Consignes:
1. Recopiez à l’identique les entrées, de leur toute première ligne jusqu’à la ligne qui contient « contraste-slider-knob[interactable] (686, 154, 697, 164) », ces deux lignes comprises.
2. Écrivez la suite de l’extrait sur les Kurdes, en reprenant juste après sa dernière phrase.

Texte source:
○ ○ ○
Sans pays, les Kurdes seraient entre 30 et 40 millions, ce qui en fait le peuple apatride le plus important du monde. Ils vivent à cheval sur quatre territoires, la Turquie, la Syrie, l’Irak et l’Iran, appelés le Kurdistan mais qui n’a pas d’existence réelle. Ils y sont le plus souvent victimes d’exactions. Les Kurdes de Turquie représentent 24 % de la population soit 15 millions. Actuellement des milliers d’entre eux croupissent dans les geôles d’Erdogan. Et plus de 4000 villages ont été détruits. En ce samedi, les militants attendent que les Gilets jaunes aient terminé leur manifestation pour entamer leur marche et se saisir des drapeaux. Celui du Kurdistan est rouge, pour la combativité et les martyrs. Blanc, pour la paix et la prospérité. Vert pour les collines, surmonté d’un soleil pour « la force sacrée des origines » dont les 21 rayons désignent le nouvel an kurde qui a lieu le 21 mars.
Cris de désespoir…
D’autres drapeaux représentent le portrait d’Abdullah Öcalan, leader du Parti des travailleurs kurdes (PKK), enlevé en 1999 par les services secrets turcs, condamné à mort, peine commuée en prison à vie en 2002 lorsque la Turquie renonce à la peine capitale pour plaire à l’Europe. Le PKK est sur la liste des organisations terroristes d’une grande partie de la communauté internationale, dont l’Europe. À ce jour, le leader est toujours emprisonné sur l’île d’Imrali au sud d’Istanbul et ne reçoit plus de visite ni de sa famille, ni de son avocat.
○ ○ ○
Entrées fournies:
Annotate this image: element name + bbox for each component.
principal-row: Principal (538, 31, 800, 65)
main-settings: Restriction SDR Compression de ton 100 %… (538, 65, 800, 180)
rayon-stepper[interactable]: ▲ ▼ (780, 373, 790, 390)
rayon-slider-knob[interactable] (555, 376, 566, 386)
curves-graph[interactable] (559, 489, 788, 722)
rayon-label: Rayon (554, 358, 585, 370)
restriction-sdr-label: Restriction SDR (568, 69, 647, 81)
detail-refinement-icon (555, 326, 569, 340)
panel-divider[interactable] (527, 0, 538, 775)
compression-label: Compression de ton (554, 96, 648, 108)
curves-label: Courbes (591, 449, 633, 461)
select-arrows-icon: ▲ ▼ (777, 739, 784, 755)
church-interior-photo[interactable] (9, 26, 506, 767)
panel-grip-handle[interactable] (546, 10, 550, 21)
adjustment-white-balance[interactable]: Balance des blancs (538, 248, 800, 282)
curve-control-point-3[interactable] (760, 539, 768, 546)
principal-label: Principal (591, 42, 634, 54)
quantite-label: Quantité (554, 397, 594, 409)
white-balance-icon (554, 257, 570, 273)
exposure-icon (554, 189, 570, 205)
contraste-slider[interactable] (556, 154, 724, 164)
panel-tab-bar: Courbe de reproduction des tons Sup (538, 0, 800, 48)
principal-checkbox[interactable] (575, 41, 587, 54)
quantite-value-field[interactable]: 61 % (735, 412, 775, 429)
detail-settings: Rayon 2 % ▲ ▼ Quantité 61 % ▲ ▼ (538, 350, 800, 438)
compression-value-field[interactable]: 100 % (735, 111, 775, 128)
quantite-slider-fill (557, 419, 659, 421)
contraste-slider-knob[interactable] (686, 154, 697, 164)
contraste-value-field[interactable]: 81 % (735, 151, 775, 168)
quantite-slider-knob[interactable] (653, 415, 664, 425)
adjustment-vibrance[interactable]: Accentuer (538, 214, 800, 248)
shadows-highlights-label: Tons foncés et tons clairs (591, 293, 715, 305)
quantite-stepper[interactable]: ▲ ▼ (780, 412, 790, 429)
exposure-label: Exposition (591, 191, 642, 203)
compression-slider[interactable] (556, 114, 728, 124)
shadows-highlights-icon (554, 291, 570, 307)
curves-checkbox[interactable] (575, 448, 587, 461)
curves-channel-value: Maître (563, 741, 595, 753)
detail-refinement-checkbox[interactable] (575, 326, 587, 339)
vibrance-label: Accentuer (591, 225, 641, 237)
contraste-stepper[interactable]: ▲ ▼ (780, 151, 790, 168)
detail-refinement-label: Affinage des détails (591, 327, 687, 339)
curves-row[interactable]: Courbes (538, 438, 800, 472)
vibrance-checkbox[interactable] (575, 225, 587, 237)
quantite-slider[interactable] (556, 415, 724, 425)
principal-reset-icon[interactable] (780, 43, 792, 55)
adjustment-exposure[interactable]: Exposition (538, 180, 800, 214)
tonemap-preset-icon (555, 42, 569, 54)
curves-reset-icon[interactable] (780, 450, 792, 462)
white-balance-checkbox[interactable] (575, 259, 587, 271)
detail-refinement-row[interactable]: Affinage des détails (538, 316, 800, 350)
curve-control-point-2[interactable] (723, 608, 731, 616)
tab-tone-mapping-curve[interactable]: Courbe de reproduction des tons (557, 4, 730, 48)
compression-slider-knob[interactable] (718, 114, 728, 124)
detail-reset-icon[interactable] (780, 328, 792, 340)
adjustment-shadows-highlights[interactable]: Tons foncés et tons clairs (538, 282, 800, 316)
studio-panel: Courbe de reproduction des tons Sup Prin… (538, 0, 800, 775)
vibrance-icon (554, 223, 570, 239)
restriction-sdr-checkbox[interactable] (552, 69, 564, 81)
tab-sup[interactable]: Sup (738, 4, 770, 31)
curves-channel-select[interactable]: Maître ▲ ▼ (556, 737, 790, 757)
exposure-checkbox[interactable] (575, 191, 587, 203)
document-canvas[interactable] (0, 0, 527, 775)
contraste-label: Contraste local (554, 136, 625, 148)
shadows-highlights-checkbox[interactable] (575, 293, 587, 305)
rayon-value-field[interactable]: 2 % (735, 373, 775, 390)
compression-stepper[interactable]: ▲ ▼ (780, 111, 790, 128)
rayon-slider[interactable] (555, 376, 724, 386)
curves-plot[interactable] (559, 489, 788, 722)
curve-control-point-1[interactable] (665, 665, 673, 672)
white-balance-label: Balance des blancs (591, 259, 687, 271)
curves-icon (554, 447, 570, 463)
○ ○ ○
Réponses dans l’ordre:
1.
Annotate this image: element name + bbox for each component.
principal-row: Principal (538, 31, 800, 65)
main-settings: Restriction SDR Compression de ton 100 %… (538, 65, 800, 180)
rayon-stepper[interactable]: ▲ ▼ (780, 373, 790, 390)
rayon-slider-knob[interactable] (555, 376, 566, 386)
curves-graph[interactable] (559, 489, 788, 722)
rayon-label: Rayon (554, 358, 585, 370)
restriction-sdr-label: Restriction SDR (568, 69, 647, 81)
detail-refinement-icon (555, 326, 569, 340)
panel-divider[interactable] (527, 0, 538, 775)
compression-label: Compression de ton (554, 96, 648, 108)
curves-label: Courbes (591, 449, 633, 461)
select-arrows-icon: ▲ ▼ (777, 739, 784, 755)
church-interior-photo[interactable] (9, 26, 506, 767)
panel-grip-handle[interactable] (546, 10, 550, 21)
adjustment-white-balance[interactable]: Balance des blancs (538, 248, 800, 282)
curve-control-point-3[interactable] (760, 539, 768, 546)
principal-label: Principal (591, 42, 634, 54)
quantite-label: Quantité (554, 397, 594, 409)
white-balance-icon (554, 257, 570, 273)
exposure-icon (554, 189, 570, 205)
contraste-slider[interactable] (556, 154, 724, 164)
panel-tab-bar: Courbe de reproduction des tons Sup (538, 0, 800, 48)
principal-checkbox[interactable] (575, 41, 587, 54)
quantite-value-field[interactable]: 61 % (735, 412, 775, 429)
detail-settings: Rayon 2 % ▲ ▼ Quantité 61 % ▲ ▼ (538, 350, 800, 438)
compression-value-field[interactable]: 100 % (735, 111, 775, 128)
quantite-slider-fill (557, 419, 659, 421)
contraste-slider-knob[interactable] (686, 154, 697, 164)

2.
C’est pour dénoncer les conditions de détention et la mise à l’isolement du chef de file, que des militants kurdes ont entrepris une grève de la faim. « Pour un retour à un processus de paix, il est évident qu’il faut que leur leader soit en mesure de parler », explique Nicolas Cheviron, correspondant de Mediapart en Turquie et, ponctuellement, dans le Ravi. La grève de la faim a été initiée, le 8 novembre dernier, par la députée Leyla Guven, du parti démocratique des peuples (HDP), parti de gauche et pro-kurdes. Considéré par le président turc comme la vitrine politique du PKK. Arrêtée en janvier 2018 après avoir critiqué l’offensive turque dans l’enclave à majorité kurde d’Afrine, un tribunal turc a ordonné sa libération fin janvier 2019 à cause de son état de santé très fragilisé. Ils sont des centaines de militants emprisonnés à observer une grève de la faim dans les prisons turques. Sept prisonniers politiques, ont mis fin à leur vie.
Un mouvement de protestation qui a gagné depuis décembre la diaspora. À Strasbourg ils sont une quinzaine à ne plus s’alimenter, dans l’espoir d’alerter les parlementaires européens. Enver, la cinquantaine, installé à Marseille est monté à Strasbourg pour participer pendant une quinzaine de jours. Il a passé 10 ans en prison en Turquie et un an à Fresnes pour « association de malfaiteurs » avant d’être acquitté, comme c’est souvent le cas pour les militants kurdes faute de preuve de leur appartenance au PKK.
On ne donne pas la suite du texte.